In the text on Covid-19 and children, what must the @TeamTrump account do before it can post again on Twitter?

▸ **EXTRACT TO READ**
* * *

While researchers think the harmful effects of Covid-19 are less severe for children than for adults, kids can still get the disease (hundreds of children at a summer camp in the state of Georgia recently became infected with Covid-19), and some children have died from it. Scientists are also still trying to understand the long-term effects of the disease, even in patients with milder cases.
In the president’s statements on Fox, he falsely claimed, “If you look at children, children are almost — and I would almost say definitely — but almost immune from this disease.” He added, “I don’t know how you feel about it, but they [children] have much stronger immune systems than we do somehow for this. They do it. They don’t have a problem.”
On Twitter, Trump posted the same Fox News clip, which was originally posted by the @TeamTrump campaign account. But by Wednesday evening, a spokesperson for Twitter told Recode that the video violated its rules on Covid-19 misinformation and that the account owner (in this case, @TeamTrump) will be required to remove the tweet before they can post again. The spokesperson said this was not a suspension. Twitter has blocked the post from view in the meantime.

* * *

▸ **EXTRACTED DATA**
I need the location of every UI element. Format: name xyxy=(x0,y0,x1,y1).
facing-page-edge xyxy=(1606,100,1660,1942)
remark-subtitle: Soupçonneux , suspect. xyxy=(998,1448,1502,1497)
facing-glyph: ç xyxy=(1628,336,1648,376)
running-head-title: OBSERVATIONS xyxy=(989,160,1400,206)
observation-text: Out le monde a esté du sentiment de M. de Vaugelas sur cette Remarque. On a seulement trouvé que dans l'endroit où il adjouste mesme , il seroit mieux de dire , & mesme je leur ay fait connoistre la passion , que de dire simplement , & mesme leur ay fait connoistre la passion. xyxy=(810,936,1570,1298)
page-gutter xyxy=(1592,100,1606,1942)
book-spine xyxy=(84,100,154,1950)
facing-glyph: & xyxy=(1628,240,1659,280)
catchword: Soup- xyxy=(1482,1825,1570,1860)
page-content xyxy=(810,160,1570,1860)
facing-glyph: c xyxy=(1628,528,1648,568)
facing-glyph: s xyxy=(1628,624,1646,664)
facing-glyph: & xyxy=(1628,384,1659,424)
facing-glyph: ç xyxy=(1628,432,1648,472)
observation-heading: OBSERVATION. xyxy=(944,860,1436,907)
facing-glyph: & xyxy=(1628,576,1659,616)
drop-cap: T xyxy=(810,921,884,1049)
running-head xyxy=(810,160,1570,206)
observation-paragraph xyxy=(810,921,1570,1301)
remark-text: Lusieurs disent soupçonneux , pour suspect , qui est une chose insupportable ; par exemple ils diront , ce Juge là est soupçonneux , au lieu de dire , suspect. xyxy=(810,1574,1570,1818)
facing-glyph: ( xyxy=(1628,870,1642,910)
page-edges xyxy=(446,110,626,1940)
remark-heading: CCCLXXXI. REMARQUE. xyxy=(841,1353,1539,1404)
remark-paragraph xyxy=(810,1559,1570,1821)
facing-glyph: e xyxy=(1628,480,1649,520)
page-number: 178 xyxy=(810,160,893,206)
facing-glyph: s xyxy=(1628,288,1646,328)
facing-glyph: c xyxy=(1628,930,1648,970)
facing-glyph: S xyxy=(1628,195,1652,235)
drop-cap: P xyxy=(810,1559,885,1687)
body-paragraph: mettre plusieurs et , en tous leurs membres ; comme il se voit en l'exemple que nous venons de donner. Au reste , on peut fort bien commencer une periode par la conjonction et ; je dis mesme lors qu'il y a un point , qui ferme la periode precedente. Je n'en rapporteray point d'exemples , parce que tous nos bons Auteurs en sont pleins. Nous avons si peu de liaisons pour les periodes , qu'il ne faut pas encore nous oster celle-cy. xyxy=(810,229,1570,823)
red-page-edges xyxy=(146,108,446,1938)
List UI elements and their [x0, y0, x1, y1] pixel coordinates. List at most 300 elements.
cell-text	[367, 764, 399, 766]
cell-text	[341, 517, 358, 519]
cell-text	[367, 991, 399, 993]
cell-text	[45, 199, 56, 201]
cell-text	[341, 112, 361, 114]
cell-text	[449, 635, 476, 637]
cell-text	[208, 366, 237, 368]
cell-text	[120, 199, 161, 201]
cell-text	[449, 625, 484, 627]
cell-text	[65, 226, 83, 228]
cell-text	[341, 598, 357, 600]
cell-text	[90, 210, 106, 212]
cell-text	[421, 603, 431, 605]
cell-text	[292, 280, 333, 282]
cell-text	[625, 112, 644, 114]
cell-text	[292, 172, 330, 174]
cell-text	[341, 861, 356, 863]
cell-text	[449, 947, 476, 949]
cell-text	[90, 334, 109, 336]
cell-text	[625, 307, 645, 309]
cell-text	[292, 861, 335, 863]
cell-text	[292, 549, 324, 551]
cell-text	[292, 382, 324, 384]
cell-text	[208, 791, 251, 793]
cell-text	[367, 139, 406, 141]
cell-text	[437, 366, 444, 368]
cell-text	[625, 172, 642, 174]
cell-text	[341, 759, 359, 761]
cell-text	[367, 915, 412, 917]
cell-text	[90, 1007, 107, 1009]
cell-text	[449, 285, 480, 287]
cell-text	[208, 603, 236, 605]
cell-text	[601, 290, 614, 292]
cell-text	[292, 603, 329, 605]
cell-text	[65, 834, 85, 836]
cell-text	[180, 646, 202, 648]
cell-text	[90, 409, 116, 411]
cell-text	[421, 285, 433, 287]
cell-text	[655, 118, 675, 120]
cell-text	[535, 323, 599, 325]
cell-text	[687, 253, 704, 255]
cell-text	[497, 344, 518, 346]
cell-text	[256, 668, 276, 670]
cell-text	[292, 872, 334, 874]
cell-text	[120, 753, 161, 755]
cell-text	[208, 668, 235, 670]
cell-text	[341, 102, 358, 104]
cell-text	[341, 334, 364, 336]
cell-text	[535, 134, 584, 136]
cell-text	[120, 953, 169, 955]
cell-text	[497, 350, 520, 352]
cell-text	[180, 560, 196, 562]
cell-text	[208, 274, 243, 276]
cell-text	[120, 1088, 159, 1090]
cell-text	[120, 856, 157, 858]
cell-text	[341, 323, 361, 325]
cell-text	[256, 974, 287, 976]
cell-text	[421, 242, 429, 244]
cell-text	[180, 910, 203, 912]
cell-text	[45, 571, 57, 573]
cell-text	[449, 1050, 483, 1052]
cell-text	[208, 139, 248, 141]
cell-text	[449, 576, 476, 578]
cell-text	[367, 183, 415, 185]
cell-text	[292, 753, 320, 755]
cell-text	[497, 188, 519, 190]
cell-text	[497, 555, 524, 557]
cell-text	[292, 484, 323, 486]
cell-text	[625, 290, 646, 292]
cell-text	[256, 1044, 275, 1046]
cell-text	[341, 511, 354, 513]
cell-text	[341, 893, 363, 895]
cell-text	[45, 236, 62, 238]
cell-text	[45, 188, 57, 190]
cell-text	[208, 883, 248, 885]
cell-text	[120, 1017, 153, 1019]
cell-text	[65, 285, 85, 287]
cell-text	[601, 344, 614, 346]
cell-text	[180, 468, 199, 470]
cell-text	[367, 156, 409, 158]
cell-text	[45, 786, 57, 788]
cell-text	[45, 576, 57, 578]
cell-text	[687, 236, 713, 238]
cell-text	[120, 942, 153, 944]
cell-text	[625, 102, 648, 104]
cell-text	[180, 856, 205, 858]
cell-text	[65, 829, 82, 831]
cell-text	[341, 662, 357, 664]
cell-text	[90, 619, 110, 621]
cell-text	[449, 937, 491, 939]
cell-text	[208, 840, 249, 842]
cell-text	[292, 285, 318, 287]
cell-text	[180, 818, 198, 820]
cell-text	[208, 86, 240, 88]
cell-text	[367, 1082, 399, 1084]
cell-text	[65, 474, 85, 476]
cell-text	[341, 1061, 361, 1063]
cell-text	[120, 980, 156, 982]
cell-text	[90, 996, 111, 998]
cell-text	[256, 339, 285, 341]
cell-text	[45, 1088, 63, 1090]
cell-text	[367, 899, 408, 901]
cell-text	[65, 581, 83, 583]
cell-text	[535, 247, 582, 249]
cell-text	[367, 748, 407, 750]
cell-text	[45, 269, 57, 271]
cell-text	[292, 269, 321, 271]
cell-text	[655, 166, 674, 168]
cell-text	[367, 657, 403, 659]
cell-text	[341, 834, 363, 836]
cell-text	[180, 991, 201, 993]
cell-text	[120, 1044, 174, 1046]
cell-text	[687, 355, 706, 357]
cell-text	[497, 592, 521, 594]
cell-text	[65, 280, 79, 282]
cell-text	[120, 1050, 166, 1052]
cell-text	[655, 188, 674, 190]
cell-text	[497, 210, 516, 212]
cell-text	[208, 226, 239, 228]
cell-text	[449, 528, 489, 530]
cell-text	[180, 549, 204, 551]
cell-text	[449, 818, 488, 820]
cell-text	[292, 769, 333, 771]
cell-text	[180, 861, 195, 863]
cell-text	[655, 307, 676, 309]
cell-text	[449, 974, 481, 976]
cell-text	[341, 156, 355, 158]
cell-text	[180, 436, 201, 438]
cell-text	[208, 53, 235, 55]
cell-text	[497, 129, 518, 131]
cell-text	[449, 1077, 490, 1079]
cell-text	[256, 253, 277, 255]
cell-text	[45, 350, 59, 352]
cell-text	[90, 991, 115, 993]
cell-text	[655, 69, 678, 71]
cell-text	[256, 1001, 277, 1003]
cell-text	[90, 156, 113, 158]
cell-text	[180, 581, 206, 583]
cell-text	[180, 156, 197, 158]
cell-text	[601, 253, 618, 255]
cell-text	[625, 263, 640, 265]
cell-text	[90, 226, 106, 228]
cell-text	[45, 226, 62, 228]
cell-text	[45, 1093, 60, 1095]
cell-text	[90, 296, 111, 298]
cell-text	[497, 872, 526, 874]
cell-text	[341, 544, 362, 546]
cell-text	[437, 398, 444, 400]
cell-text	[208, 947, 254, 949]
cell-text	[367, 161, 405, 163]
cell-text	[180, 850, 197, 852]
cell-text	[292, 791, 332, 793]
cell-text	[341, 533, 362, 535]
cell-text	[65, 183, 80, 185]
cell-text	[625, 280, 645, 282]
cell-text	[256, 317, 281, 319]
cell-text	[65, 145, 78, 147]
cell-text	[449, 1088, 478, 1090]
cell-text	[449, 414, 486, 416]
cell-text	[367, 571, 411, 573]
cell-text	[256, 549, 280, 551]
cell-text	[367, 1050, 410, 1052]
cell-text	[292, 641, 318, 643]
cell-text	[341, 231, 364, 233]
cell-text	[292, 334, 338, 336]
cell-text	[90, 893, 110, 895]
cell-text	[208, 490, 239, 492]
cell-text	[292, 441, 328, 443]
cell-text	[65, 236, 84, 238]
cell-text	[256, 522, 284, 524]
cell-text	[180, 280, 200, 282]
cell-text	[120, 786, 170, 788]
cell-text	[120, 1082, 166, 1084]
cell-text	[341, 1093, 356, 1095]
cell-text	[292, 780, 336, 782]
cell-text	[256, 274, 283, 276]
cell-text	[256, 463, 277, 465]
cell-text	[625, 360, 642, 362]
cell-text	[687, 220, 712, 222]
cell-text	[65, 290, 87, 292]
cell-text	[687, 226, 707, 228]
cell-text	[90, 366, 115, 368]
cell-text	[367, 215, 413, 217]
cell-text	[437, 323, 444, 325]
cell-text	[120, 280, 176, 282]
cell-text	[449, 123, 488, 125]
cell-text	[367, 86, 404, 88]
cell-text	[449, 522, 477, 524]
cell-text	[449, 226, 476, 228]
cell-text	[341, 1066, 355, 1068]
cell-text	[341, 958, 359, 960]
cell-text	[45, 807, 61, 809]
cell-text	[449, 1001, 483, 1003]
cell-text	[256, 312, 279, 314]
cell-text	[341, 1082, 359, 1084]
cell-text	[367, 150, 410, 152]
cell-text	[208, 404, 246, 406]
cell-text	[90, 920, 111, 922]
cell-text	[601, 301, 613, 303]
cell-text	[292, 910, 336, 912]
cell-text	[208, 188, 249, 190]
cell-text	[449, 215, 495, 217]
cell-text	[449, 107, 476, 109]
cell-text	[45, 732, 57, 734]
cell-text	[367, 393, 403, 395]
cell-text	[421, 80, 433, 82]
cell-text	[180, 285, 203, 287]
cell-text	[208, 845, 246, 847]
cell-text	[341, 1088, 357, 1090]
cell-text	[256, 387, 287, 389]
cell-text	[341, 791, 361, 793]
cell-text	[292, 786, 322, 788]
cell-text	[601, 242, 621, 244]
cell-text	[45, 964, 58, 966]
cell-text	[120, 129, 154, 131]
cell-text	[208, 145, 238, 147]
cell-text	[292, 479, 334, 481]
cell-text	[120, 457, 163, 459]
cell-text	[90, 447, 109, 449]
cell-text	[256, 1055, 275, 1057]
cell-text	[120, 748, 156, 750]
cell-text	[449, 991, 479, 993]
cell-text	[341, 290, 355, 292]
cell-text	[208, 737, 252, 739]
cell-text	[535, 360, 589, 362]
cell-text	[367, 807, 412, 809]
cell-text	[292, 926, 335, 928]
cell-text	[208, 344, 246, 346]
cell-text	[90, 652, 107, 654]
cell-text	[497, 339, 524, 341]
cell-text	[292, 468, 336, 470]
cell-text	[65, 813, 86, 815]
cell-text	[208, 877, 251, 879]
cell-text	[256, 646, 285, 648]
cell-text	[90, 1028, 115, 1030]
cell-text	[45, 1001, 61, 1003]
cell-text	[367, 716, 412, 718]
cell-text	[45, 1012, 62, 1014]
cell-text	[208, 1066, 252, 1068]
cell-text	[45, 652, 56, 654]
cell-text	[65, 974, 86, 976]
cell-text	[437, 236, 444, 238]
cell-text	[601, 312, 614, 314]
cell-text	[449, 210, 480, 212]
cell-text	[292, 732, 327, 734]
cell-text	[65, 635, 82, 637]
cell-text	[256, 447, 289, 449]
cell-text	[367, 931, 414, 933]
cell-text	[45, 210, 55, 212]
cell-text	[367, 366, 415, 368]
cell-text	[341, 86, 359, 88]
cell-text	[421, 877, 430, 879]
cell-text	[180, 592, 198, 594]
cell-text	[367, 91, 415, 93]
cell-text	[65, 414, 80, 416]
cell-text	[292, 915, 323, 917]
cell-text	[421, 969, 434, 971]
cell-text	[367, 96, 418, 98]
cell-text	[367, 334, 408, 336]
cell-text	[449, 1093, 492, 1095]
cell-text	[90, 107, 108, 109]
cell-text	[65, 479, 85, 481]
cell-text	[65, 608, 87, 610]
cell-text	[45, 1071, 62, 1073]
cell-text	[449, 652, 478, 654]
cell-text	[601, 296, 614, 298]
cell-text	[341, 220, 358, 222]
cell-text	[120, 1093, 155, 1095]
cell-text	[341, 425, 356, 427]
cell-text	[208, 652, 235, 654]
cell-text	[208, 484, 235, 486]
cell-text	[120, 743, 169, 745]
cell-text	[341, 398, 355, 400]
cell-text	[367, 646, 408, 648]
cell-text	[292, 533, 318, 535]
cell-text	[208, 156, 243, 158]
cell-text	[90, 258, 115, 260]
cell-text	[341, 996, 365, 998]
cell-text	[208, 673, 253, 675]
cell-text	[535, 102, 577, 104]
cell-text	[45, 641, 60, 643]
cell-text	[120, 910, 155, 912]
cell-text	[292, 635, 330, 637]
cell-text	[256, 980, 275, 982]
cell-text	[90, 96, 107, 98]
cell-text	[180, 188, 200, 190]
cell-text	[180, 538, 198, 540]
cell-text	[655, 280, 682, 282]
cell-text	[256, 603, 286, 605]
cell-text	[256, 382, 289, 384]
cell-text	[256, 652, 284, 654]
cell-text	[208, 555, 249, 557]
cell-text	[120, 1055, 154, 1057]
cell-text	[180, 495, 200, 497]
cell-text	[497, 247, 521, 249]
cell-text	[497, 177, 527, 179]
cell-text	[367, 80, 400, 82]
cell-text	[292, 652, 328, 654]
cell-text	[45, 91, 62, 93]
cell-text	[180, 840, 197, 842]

* * *

▸ **OUTPUT BELOW**
It must remove the tweet with the Fox News clip.